++++ Raw data ++++
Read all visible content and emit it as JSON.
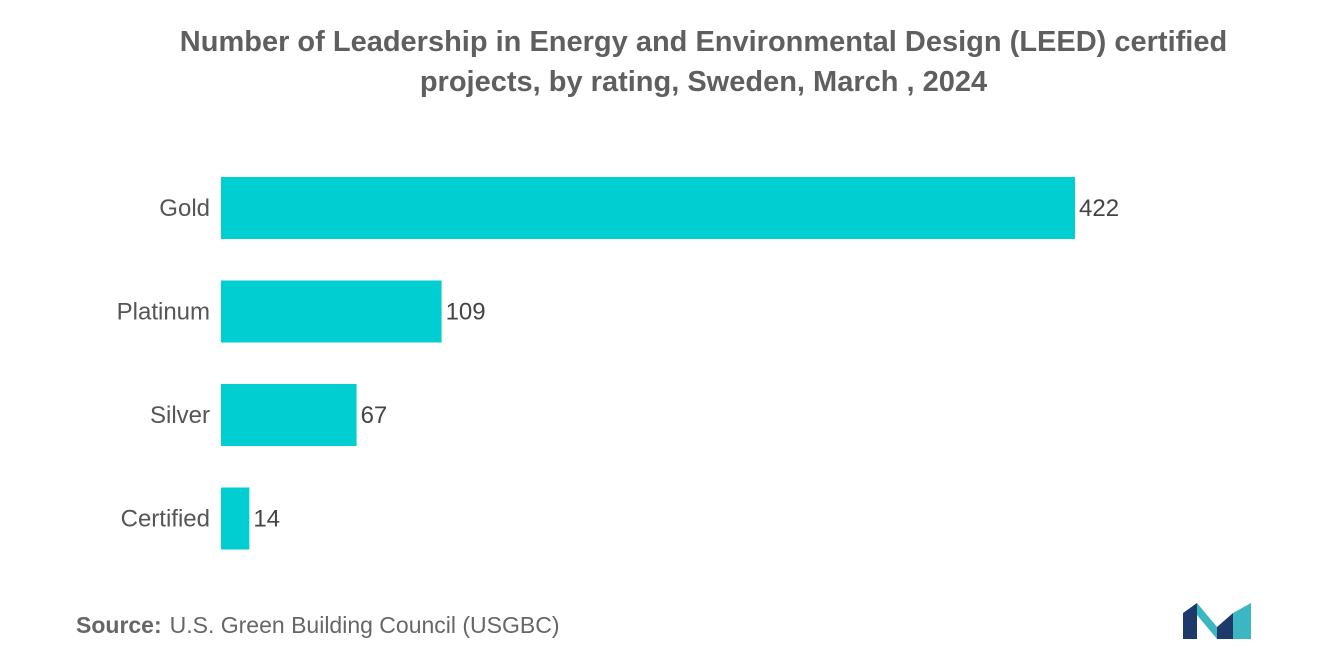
{
  "chart_data": {
    "type": "bar",
    "orientation": "horizontal",
    "title_lines": [
      "Number of Leadership in Energy and Environmental Design (LEED) certified",
      "projects, by rating, Sweden, March , 2024"
    ],
    "categories": [
      "Gold",
      "Platinum",
      "Silver",
      "Certified"
    ],
    "values": [
      422,
      109,
      67,
      14
    ],
    "xlim": [
      0,
      422
    ],
    "xlabel": "",
    "ylabel": "",
    "grid": false,
    "legend": "none",
    "bar_color": "#00CED1"
  },
  "source": {
    "label": "Source:",
    "text": "U.S. Green Building Council (USGBC)"
  },
  "logo": {
    "icon": "mordor-intelligence-logo-icon",
    "colors": [
      "#1d3a6b",
      "#3bb7c4"
    ]
  }
}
++++
● Exercise: Which lines contain the word "logo"? Return each of them.

● Task result:
  "logo": {
    "icon": "mordor-intelligence-logo-icon",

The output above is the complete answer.